# START OF Exercise data

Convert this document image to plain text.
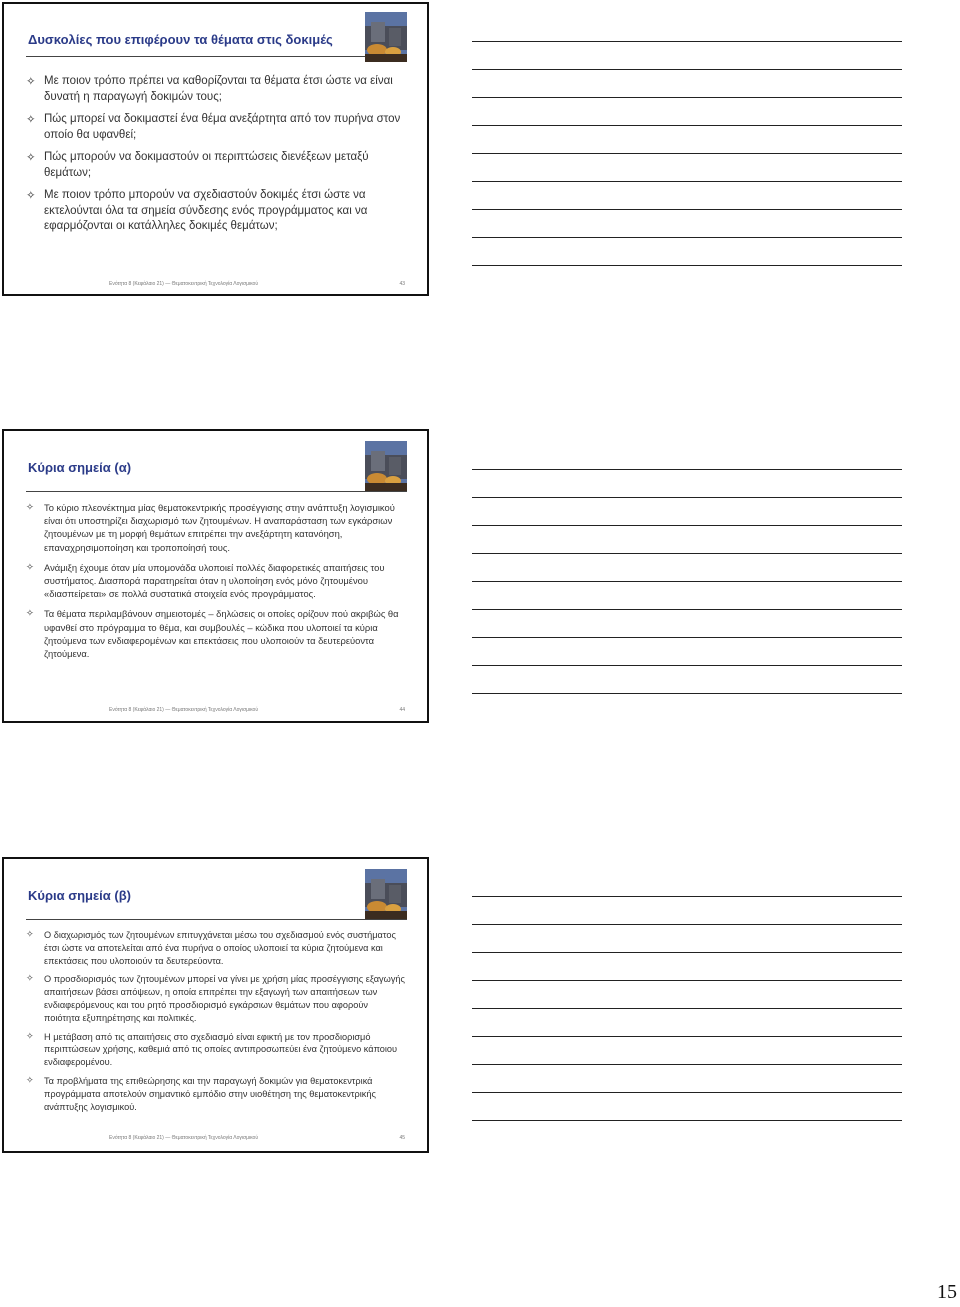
Δυσκολίες που επιφέρουν τα θέματα στις δοκιμές
✧ Με ποιον τρόπο πρέπει να καθορίζονται τα θέματα έτσι ώστε να είναι δυνατή η παραγωγή δοκιμών τους;
✧ Πώς μπορεί να δοκιμαστεί ένα θέμα ανεξάρτητα από τον πυρήνα στον οποίο θα υφανθεί;
✧ Πώς μπορούν να δοκιμαστούν οι περιπτώσεις διενέξεων μεταξύ θεμάτων;
✧ Με ποιον τρόπο μπορούν να σχεδιαστούν δοκιμές έτσι ώστε να εκτελούνται όλα τα σημεία σύνδεσης ενός προγράμματος και να εφαρμόζονται οι κατάλληλες δοκιμές θεμάτων;
Ενότητα 8 (Κεφάλαιο 21) — Θεματοκεντρική Τεχνολογία Λογισμικού	43
Κύρια σημεία (α)
✧ Το κύριο πλεονέκτημα μίας θεματοκεντρικής προσέγγισης στην ανάπτυξη λογισμικού είναι ότι υποστηρίζει διαχωρισμό των ζητουμένων. Η αναπαράσταση των εγκάρσιων ζητουμένων με τη μορφή θεμάτων επιτρέπει την ανεξάρτητη κατανόηση, επαναχρησιμοποίηση και τροποποίησή τους.
✧ Ανάμιξη έχουμε όταν μία υπομονάδα υλοποιεί πολλές διαφορετικές απαιτήσεις του συστήματος. Διασπορά παρατηρείται όταν η υλοποίηση ενός μόνο ζητουμένου «διασπείρεται» σε πολλά συστατικά στοιχεία ενός προγράμματος.
✧ Τα θέματα περιλαμβάνουν σημειοτομές – δηλώσεις οι οποίες ορίζουν πού ακριβώς θα υφανθεί στο πρόγραμμα το θέμα, και συμβουλές – κώδικα που υλοποιεί τα κύρια ζητούμενα των ενδιαφερομένων και επεκτάσεις που υλοποιούν τα δευτερεύοντα ζητούμενα.
Ενότητα 8 (Κεφάλαιο 21) — Θεματοκεντρική Τεχνολογία Λογισμικού	44
Κύρια σημεία (β)
✧ Ο διαχωρισμός των ζητουμένων επιτυγχάνεται μέσω του σχεδιασμού ενός συστήματος έτσι ώστε να αποτελείται από ένα πυρήνα ο οποίος υλοποιεί τα κύρια ζητούμενα και επεκτάσεις που υλοποιούν τα δευτερεύοντα.
✧ Ο προσδιορισμός των ζητουμένων μπορεί να γίνει με χρήση μίας προσέγγισης εξαγωγής απαιτήσεων βάσει απόψεων, η οποία επιτρέπει την εξαγωγή των απαιτήσεων των ενδιαφερόμενους και του ρητό προσδιορισμό εγκάρσιων θεμάτων που αφορούν ποιότητα εξυπηρέτησης και πολιτικές.
✧ Η μετάβαση από τις απαιτήσεις στο σχεδιασμό είναι εφικτή με τον προσδιορισμό περιπτώσεων χρήσης, καθεμιά από τις οποίες αντιπροσωπεύει ένα ζητούμενο κάποιου ενδιαφερομένου.
✧ Τα προβλήματα της επιθεώρησης και την παραγωγή δοκιμών για θεματοκεντρικά προγράμματα αποτελούν σημαντικό εμπόδιο στην υιοθέτηση της θεματοκεντρικής ανάπτυξης λογισμικού.
Ενότητα 8 (Κεφάλαιο 21) — Θεματοκεντρική Τεχνολογία Λογισμικού	45
15
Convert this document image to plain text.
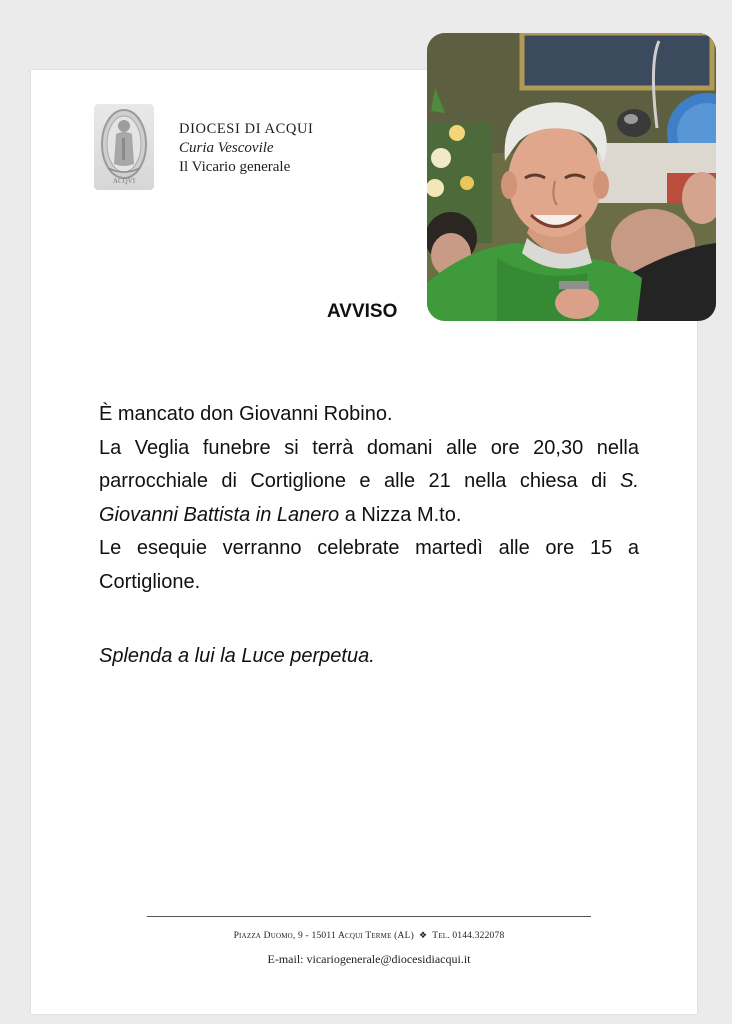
ACQVI
DIOCESI DI ACQUI
Curia Vescovile
Il Vicario generale
AVVISO

È mancato don Giovanni Robino.

La Veglia funebre si terrà domani alle ore 20,30 nella parrocchiale di Cortiglione e alle 21 nella chiesa di S. Giovanni Battista in Lanero a Nizza M.to.

Le esequie verranno celebrate martedì alle ore 15 a Cortiglione.

Splenda a lui la Luce perpetua.
Piazza Duomo, 9 - 15011 Acqui Terme (AL) ❖ Tel. 0144.322078
E-mail: vicariogenerale@diocesidiacqui.it
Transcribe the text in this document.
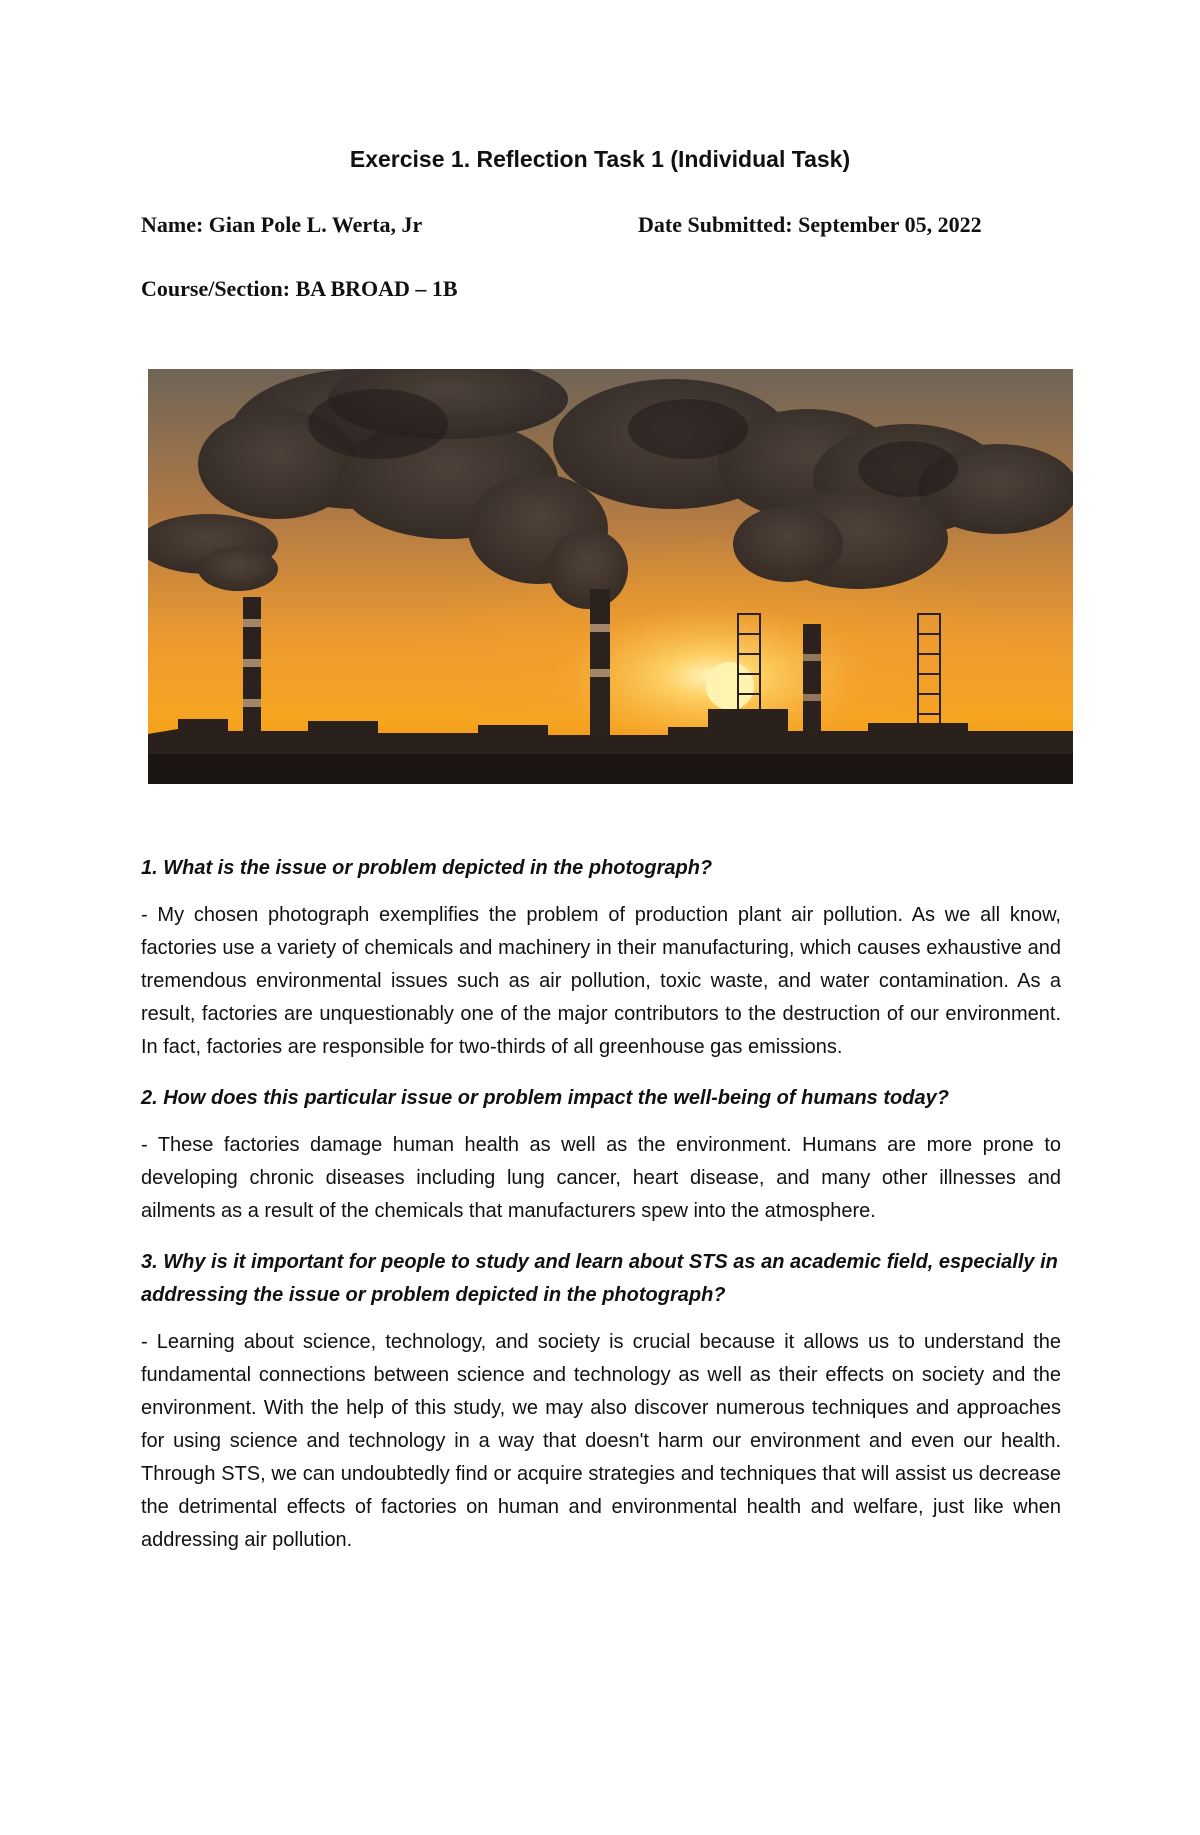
Exercise 1. Reflection Task 1 (Individual Task)
Name: Gian Pole L. Werta, Jr	Date Submitted: September 05, 2022
Course/Section: BA BROAD – 1B
1. What is the issue or problem depicted in the photograph?
- My chosen photograph exemplifies the problem of production plant air pollution. As we all know, factories use a variety of chemicals and machinery in their manufacturing, which causes exhaustive and tremendous environmental issues such as air pollution, toxic waste, and water contamination. As a result, factories are unquestionably one of the major contributors to the destruction of our environment. In fact, factories are responsible for two-thirds of all greenhouse gas emissions.
2. How does this particular issue or problem impact the well-being of humans today?
- These factories damage human health as well as the environment. Humans are more prone to developing chronic diseases including lung cancer, heart disease, and many other illnesses and ailments as a result of the chemicals that manufacturers spew into the atmosphere.
3. Why is it important for people to study and learn about STS as an academic field, especially in addressing the issue or problem depicted in the photograph?
- Learning about science, technology, and society is crucial because it allows us to understand the fundamental connections between science and technology as well as their effects on society and the environment. With the help of this study, we may also discover numerous techniques and approaches for using science and technology in a way that doesn't harm our environment and even our health. Through STS, we can undoubtedly find or acquire strategies and techniques that will assist us decrease the detrimental effects of factories on human and environmental health and welfare, just like when addressing air pollution.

# END OF Exercise data

▸ **Your goal**: Count every line of the material above that holds the string "ζητουμένων", then state only the total.

▸ **Answer in full**: 3